> Task to complete:
Report how many lines of the records below include the word "that". Give nothing but the number.

> Task input:
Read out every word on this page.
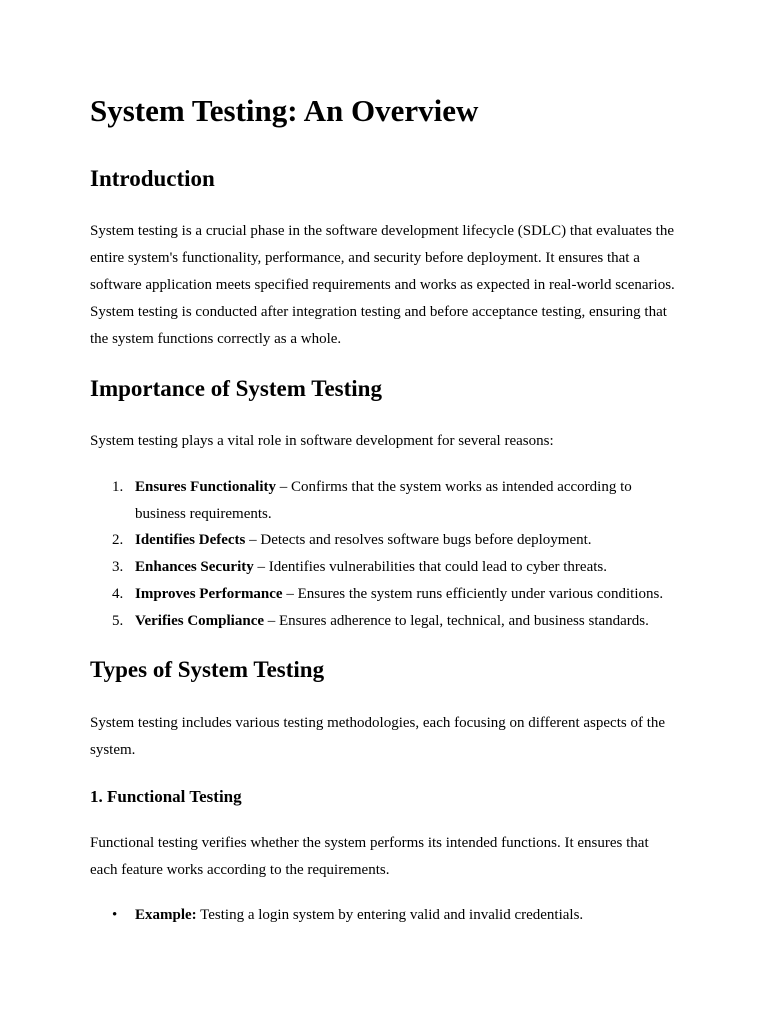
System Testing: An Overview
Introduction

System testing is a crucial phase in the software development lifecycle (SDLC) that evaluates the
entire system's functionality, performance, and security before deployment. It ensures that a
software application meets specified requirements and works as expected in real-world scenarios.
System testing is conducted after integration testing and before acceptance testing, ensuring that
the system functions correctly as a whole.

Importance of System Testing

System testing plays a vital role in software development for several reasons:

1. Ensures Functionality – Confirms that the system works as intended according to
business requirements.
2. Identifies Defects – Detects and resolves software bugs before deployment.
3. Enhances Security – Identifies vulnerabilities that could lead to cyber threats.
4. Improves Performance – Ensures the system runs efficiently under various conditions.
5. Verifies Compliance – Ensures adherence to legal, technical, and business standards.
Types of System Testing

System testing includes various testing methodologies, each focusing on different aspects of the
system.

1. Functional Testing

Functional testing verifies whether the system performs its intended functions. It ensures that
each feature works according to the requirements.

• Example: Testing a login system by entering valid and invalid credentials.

> Expected answer:
6